- Exercise instructions -
Show all lines holding "this".

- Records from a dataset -
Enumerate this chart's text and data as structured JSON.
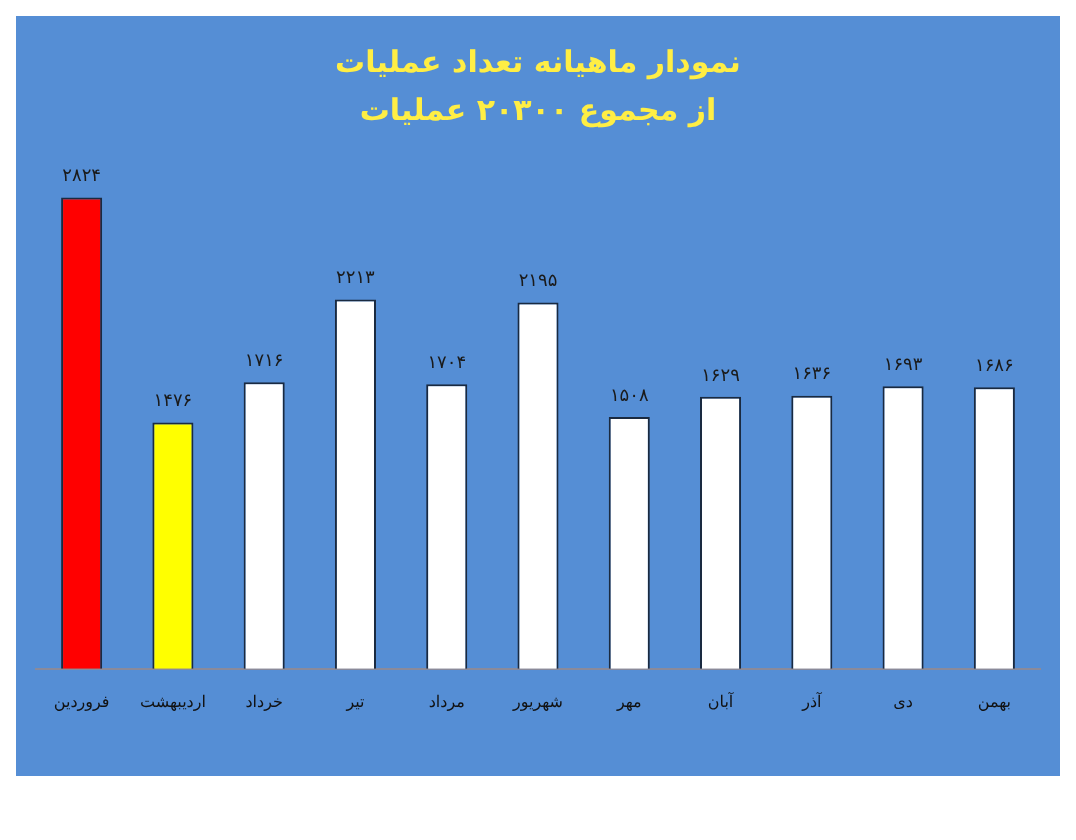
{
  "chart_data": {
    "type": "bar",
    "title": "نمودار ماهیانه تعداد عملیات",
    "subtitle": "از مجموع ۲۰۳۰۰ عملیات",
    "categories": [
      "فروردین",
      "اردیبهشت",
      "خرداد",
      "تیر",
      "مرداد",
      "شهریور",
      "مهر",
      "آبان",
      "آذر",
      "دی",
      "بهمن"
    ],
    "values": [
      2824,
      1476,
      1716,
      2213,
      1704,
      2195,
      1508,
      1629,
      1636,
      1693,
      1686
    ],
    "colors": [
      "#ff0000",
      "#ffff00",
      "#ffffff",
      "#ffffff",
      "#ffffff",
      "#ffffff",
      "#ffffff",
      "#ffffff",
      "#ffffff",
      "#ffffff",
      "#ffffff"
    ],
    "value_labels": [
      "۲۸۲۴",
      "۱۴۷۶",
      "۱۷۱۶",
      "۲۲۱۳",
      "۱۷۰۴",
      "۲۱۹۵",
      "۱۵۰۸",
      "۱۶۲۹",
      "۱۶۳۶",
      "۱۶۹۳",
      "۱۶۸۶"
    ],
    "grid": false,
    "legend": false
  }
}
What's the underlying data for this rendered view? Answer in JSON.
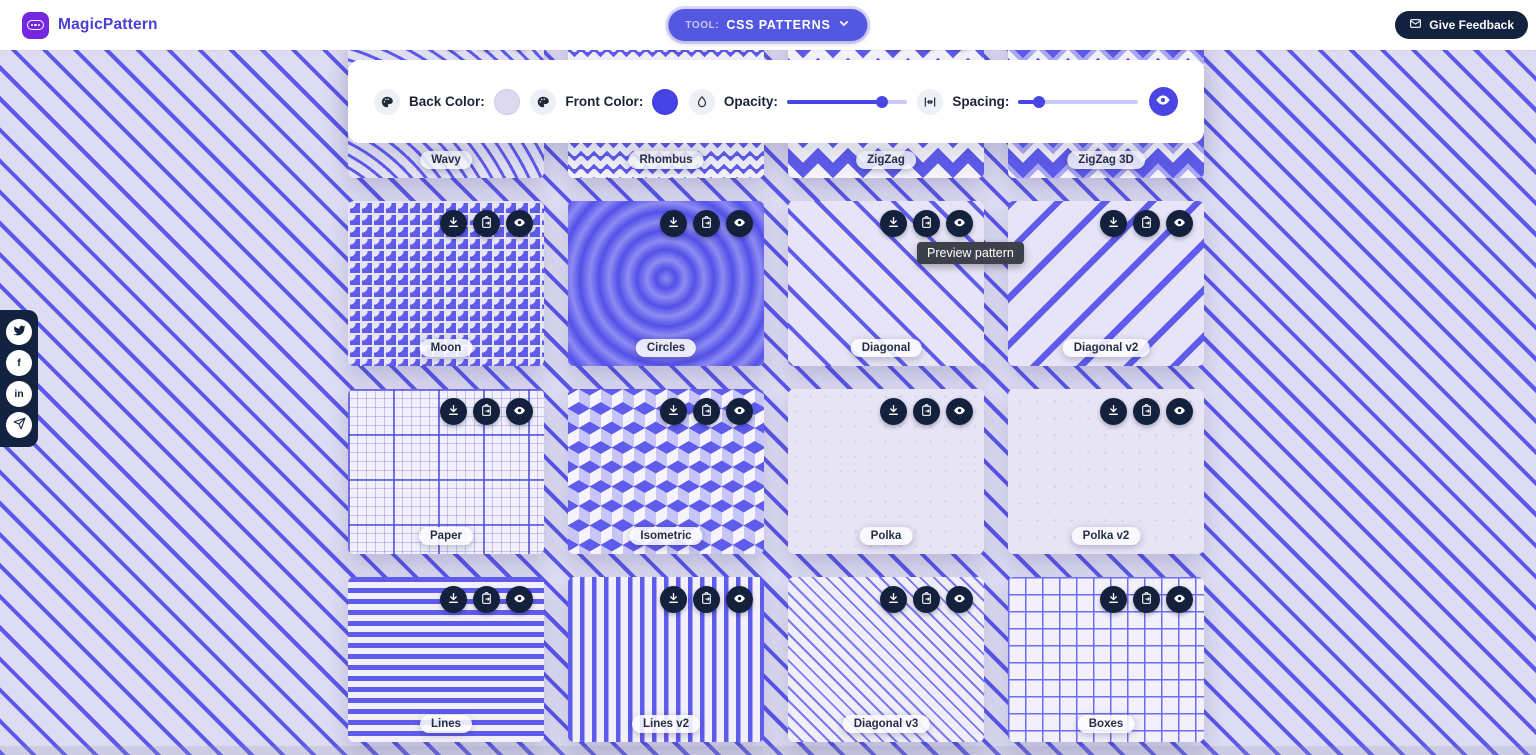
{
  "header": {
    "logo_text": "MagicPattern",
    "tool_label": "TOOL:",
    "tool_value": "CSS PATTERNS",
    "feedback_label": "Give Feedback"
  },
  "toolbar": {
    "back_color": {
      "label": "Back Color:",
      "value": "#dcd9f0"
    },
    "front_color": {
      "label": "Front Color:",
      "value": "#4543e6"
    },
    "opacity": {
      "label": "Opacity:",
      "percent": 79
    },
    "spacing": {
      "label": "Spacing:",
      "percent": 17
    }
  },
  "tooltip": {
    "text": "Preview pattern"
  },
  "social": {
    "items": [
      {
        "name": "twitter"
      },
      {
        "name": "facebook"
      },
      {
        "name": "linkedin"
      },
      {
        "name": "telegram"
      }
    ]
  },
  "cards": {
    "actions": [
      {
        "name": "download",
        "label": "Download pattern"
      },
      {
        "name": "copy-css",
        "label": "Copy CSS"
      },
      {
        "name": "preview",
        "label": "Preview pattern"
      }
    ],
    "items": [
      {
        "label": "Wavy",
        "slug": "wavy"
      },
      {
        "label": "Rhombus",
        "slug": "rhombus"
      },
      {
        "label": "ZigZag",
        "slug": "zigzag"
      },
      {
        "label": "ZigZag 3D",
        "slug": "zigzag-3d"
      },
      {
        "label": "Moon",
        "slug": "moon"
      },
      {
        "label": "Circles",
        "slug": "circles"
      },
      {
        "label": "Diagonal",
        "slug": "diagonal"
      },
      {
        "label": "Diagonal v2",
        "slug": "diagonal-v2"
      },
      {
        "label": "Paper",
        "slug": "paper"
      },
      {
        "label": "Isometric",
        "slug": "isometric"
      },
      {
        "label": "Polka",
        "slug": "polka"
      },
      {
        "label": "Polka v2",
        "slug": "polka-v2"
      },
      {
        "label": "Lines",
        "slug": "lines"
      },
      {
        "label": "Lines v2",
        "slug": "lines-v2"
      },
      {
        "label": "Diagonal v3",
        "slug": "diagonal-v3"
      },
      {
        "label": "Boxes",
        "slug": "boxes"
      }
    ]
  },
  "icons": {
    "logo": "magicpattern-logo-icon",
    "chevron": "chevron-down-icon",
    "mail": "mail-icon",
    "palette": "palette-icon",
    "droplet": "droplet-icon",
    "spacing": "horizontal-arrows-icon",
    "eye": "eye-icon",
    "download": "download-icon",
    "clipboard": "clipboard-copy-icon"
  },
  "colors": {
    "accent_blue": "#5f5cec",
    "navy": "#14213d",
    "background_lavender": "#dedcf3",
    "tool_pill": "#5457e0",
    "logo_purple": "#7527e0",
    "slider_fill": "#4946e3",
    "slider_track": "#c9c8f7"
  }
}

- Right answer -
Enumerate this chart's text and data as structured JSON.
What's the underlying data for this rendered view? Answer in JSON.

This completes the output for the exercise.